> [STATED PROBLEM]
Within the records below, find each line that holds the string "content", then copy it.

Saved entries
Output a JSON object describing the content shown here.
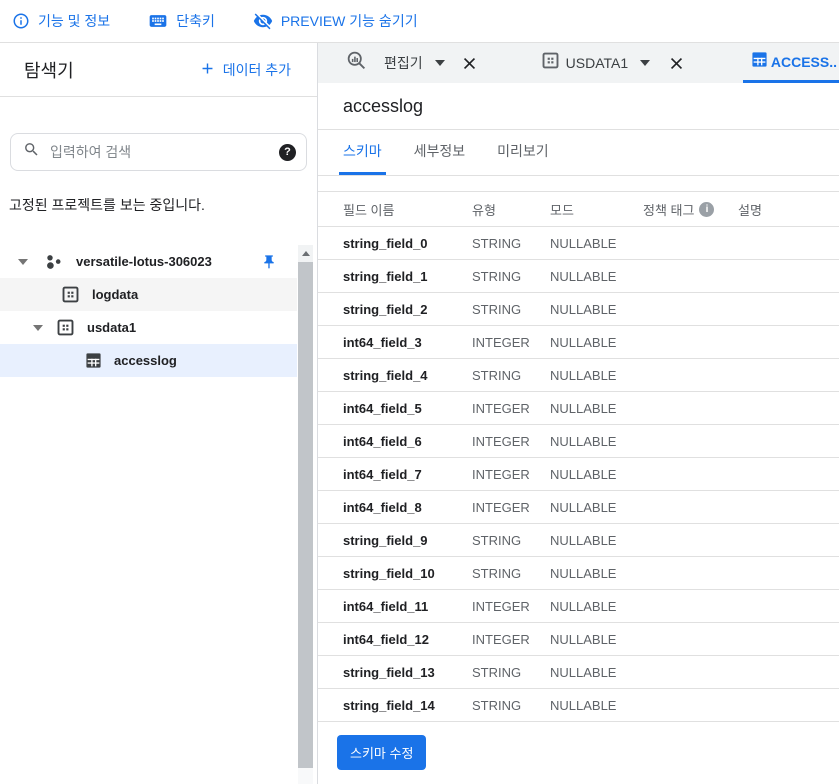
{
  "topbar": {
    "items": [
      {
        "label": "기능 및 정보",
        "icon": "info-icon"
      },
      {
        "label": "단축키",
        "icon": "keyboard-icon"
      },
      {
        "label": "PREVIEW 기능 숨기기",
        "icon": "eye-off-icon"
      }
    ]
  },
  "explorer": {
    "title": "탐색기",
    "add_data_label": "데이터 추가",
    "search": {
      "placeholder": "입력하여 검색"
    },
    "pinned_message": "고정된 프로젝트를 보는 중입니다.",
    "tree": {
      "project_label": "versatile-lotus-306023",
      "dataset_1": "logdata",
      "dataset_2": "usdata1",
      "table_1": "accesslog"
    }
  },
  "workspace_tabs": {
    "editor_label": "편집기",
    "dataset_label": "USDATA1",
    "table_label": "ACCESS.."
  },
  "content": {
    "title": "accesslog",
    "tabs": [
      {
        "label": "스키마",
        "active": true
      },
      {
        "label": "세부정보",
        "active": false
      },
      {
        "label": "미리보기",
        "active": false
      }
    ],
    "schema_table": {
      "headers": [
        "필드 이름",
        "유형",
        "모드",
        "정책 태그",
        "설명"
      ],
      "rows": [
        {
          "name": "string_field_0",
          "type": "STRING",
          "mode": "NULLABLE",
          "policy": "",
          "description": ""
        },
        {
          "name": "string_field_1",
          "type": "STRING",
          "mode": "NULLABLE",
          "policy": "",
          "description": ""
        },
        {
          "name": "string_field_2",
          "type": "STRING",
          "mode": "NULLABLE",
          "policy": "",
          "description": ""
        },
        {
          "name": "int64_field_3",
          "type": "INTEGER",
          "mode": "NULLABLE",
          "policy": "",
          "description": ""
        },
        {
          "name": "string_field_4",
          "type": "STRING",
          "mode": "NULLABLE",
          "policy": "",
          "description": ""
        },
        {
          "name": "int64_field_5",
          "type": "INTEGER",
          "mode": "NULLABLE",
          "policy": "",
          "description": ""
        },
        {
          "name": "int64_field_6",
          "type": "INTEGER",
          "mode": "NULLABLE",
          "policy": "",
          "description": ""
        },
        {
          "name": "int64_field_7",
          "type": "INTEGER",
          "mode": "NULLABLE",
          "policy": "",
          "description": ""
        },
        {
          "name": "int64_field_8",
          "type": "INTEGER",
          "mode": "NULLABLE",
          "policy": "",
          "description": ""
        },
        {
          "name": "string_field_9",
          "type": "STRING",
          "mode": "NULLABLE",
          "policy": "",
          "description": ""
        },
        {
          "name": "string_field_10",
          "type": "STRING",
          "mode": "NULLABLE",
          "policy": "",
          "description": ""
        },
        {
          "name": "int64_field_11",
          "type": "INTEGER",
          "mode": "NULLABLE",
          "policy": "",
          "description": ""
        },
        {
          "name": "int64_field_12",
          "type": "INTEGER",
          "mode": "NULLABLE",
          "policy": "",
          "description": ""
        },
        {
          "name": "string_field_13",
          "type": "STRING",
          "mode": "NULLABLE",
          "policy": "",
          "description": ""
        },
        {
          "name": "string_field_14",
          "type": "STRING",
          "mode": "NULLABLE",
          "policy": "",
          "description": ""
        }
      ]
    },
    "edit_schema_button": "스키마 수정"
  },
  "colors": {
    "accent": "#1a73e8",
    "selected_row_bg": "#e8f0fe",
    "hover_row_bg": "#f5f5f5",
    "tabstrip_bg": "#f1f3f4",
    "border": "#e0e0e0",
    "text_primary": "#202124",
    "text_secondary": "#5f6368"
  }
}
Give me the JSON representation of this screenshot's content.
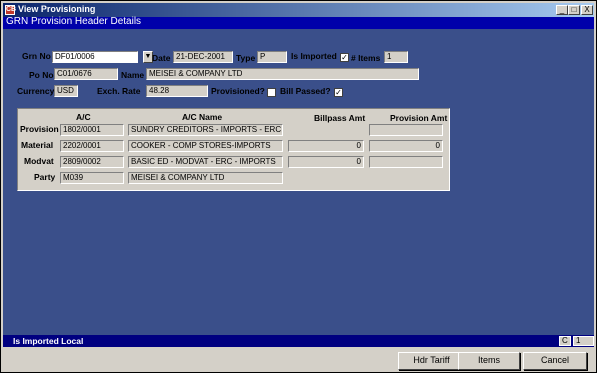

> [RIGHT ANSWER]
Output a JSON object describing the content shown here.
  "content": {
Give me the JSON representation of this screenshot's content.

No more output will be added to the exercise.